• Extracted entries:
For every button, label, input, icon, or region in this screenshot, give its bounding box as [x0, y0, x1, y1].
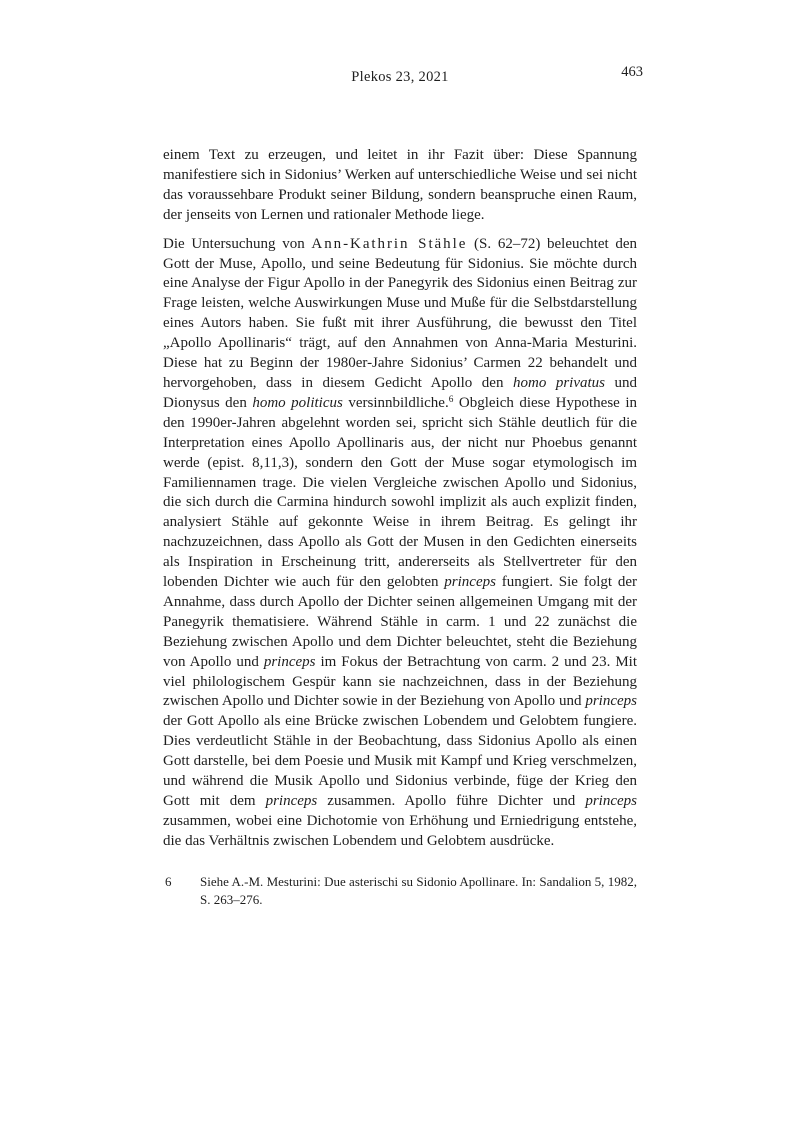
latin-term: princeps [265, 793, 318, 809]
body-text: einem Text zu erzeugen, und leitet in ihr Fazit über: Diese Spannung manifestiere sich in Sidonius’ Werken auf unterschiedliche Weise und sei nicht das voraussehbare Produkt seiner Bildung, sondern beanspruche einen Raum, der jenseits von Lernen und rationaler Methode liege. [163, 147, 637, 223]
body-text: fungiert. Sie folgt der Annahme, dass durch Apollo der Dichter seinen allgemeinen Umgang mit der Panegyrik thematisiere. Während Stähle in carm. 1 und 22 zunächst die Beziehung zwischen Apollo und dem Dichter beleuchtet, steht die Beziehung von Apollo und [163, 574, 638, 670]
body-text: Obgleich diese Hypothese in den 1990er-Jahren abgelehnt worden sei, spricht sich Stähle deutlich für die Interpretation eines Apollo Apollinaris aus, der nicht nur Phoebus genannt werde (epist. 8,11,3), sondern den Gott der Muse sogar etymologisch im Familiennamen trage. Die vielen Vergleiche zwischen Apollo und Sidonius, die sich durch die Carmina hindurch sowohl implizit als auch explizit finden, analysiert Stähle auf gekonnte Weise in ihrem Beitrag. Es gelingt ihr nachzuzeichnen, dass Apollo als Gott der Musen in den Gedichten einerseits als Inspiration in Erscheinung tritt, andererseits als Stellvertreter für den lobenden Dichter wie auch für den gelobten [163, 394, 637, 591]
author-name: Ann-Kathrin Stähle [311, 235, 468, 252]
paragraphs [163, 146, 637, 852]
running-header [163, 64, 643, 86]
body-text: zusammen. Apollo führe Dichter und [317, 793, 586, 809]
latin-term: homo privatus [512, 374, 605, 391]
footnote-reference: 6 [448, 394, 454, 405]
latin-term: princeps [263, 653, 316, 670]
page-number: 463 [621, 64, 643, 80]
latin-term: homo politicus [252, 394, 343, 411]
body-text: der Gott Apollo als eine Brücke zwischen Lobendem und Gelobtem fungiere. Dies verdeutlicht Stähle in der Beobachtung, dass Sidonius Apollo als einen Gott darstelle, bei dem Poesie und Musik mit Kampf und Krieg verschmelzen, und während die Musik Apollo und Sidonius verbinde, füge der Krieg den Gott mit dem [163, 713, 637, 809]
latin-term: princeps [585, 693, 637, 710]
latin-term: princeps [444, 574, 496, 591]
footnote [163, 873, 637, 908]
body-text: und Dionysus den [163, 374, 638, 411]
paragraph [163, 146, 637, 226]
body-text: versinnbildliche. [342, 394, 449, 411]
body-text: zusammen, wobei eine Dichotomie von Erhöhung und Erniedrigung entstehe, die das Verhältnis zwischen Lobendem und Gelobtem ausdrücke. [163, 812, 637, 849]
footnote-text: Siehe A.-M. Mesturini: Due asterischi su Sidonio Apollinare. In: Sandalion 5, 1982, S. 263–276. [200, 874, 637, 907]
paragraph [163, 235, 637, 852]
footnote-number: 6 [165, 874, 172, 889]
body-text: (S. 62–72) beleuchtet den Gott der Muse, Apollo, und seine Bedeutung für Sidonius. Sie möchte durch eine Analyse der Figur Apollo in der Panegyrik des Sidonius einen Beitrag zur Frage leisten, welche Auswirkungen Muse und Muße für die Selbstdarstellung eines Autors haben. Sie fußt mit ihrer Ausführung, die bewusst den Titel „Apollo Apollinaris“ trägt, auf den Annahmen von Anna-Maria Mesturini. Diese hat zu Beginn der 1980er-Jahre Sidonius’ Carmen 22 behandelt und hervorgehoben, dass in diesem Gedicht Apollo den [163, 235, 637, 391]
body-text: im Fokus der Betrachtung von carm. 2 und 23. Mit viel philologischem Gespür kann sie nachzeichnen, dass in der Beziehung zwischen Apollo und Dichter sowie in der Beziehung von Apollo und [163, 653, 637, 710]
body-text: Die Untersuchung von [163, 235, 312, 252]
journal-title: Plekos 23, 2021 [351, 69, 449, 85]
latin-term: princeps [585, 793, 637, 809]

• Aim:
Output the lines from the one containing "latin-term: princeps [265, 793, 318, 809]" through the one containing "body-text: versinnbildliche. [342, 394, 449, 411]", both included, as a Markdown table with the columns Row and Line. Number each row and leave out any blank lines.

• Solution to the exercise:
| Row | Line |
|---|---|
| 1 | latin-term: princeps [265, 793, 318, 809] |
| 2 | body-text: einem Text zu erzeugen, und leitet in ihr Fazit über: Diese Spannung manifestiere sich in Sidonius’ Werken auf unterschiedliche Weise und sei nicht das voraussehbare Produkt seiner Bildung, sondern beanspruche einen Raum, der jenseits von Lernen und rationaler Methode liege. [163, 147, 637, 223] |
| 3 | body-text: fungiert. Sie folgt der Annahme, dass durch Apollo der Dichter seinen allgemeinen Umgang mit der Panegyrik thematisiere. Während Stähle in carm. 1 und 22 zunächst die Beziehung zwischen Apollo und dem Dichter beleuchtet, steht die Beziehung von Apollo und [163, 574, 638, 670] |
| 4 | body-text: Obgleich diese Hypothese in den 1990er-Jahren abgelehnt worden sei, spricht sich Stähle deutlich für die Interpretation eines Apollo Apollinaris aus, der nicht nur Phoebus genannt werde (epist. 8,11,3), sondern den Gott der Muse sogar etymologisch im Familiennamen trage. Die vielen Vergleiche zwischen Apollo und Sidonius, die sich durch die Carmina hindurch sowohl implizit als auch explizit finden, analysiert Stähle auf gekonnte Weise in ihrem Beitrag. Es gelingt ihr nachzuzeichnen, dass Apollo als Gott der Musen in den Gedichten einerseits als Inspiration in Erscheinung tritt, andererseits als Stellvertreter für den lobenden Dichter wie auch für den gelobten [163, 394, 637, 591] |
| 5 | author-name: Ann-Kathrin Stähle [311, 235, 468, 252] |
| 6 | paragraphs [163, 146, 637, 852] |
| 7 | running-header [163, 64, 643, 86] |
| 8 | body-text: zusammen. Apollo führe Dichter und [317, 793, 586, 809] |
| 9 | latin-term: homo privatus [512, 374, 605, 391] |
| 10 | footnote-reference: 6 [448, 394, 454, 405] |
| 11 | latin-term: princeps [263, 653, 316, 670] |
| 12 | page-number: 463 [621, 64, 643, 80] |
| 13 | latin-term: homo politicus [252, 394, 343, 411] |
| 14 | body-text: der Gott Apollo als eine Brücke zwischen Lobendem und Gelobtem fungiere. Dies verdeutlicht Stähle in der Beobachtung, dass Sidonius Apollo als einen Gott darstelle, bei dem Poesie und Musik mit Kampf und Krieg verschmelzen, und während die Musik Apollo und Sidonius verbinde, füge der Krieg den Gott mit dem [163, 713, 637, 809] |
| 15 | latin-term: princeps [585, 693, 637, 710] |
| 16 | latin-term: princeps [444, 574, 496, 591] |
| 17 | footnote [163, 873, 637, 908] |
| 18 | body-text: und Dionysus den [163, 374, 638, 411] |
| 19 | paragraph [163, 146, 637, 226] |
| 20 | body-text: versinnbildliche. [342, 394, 449, 411] |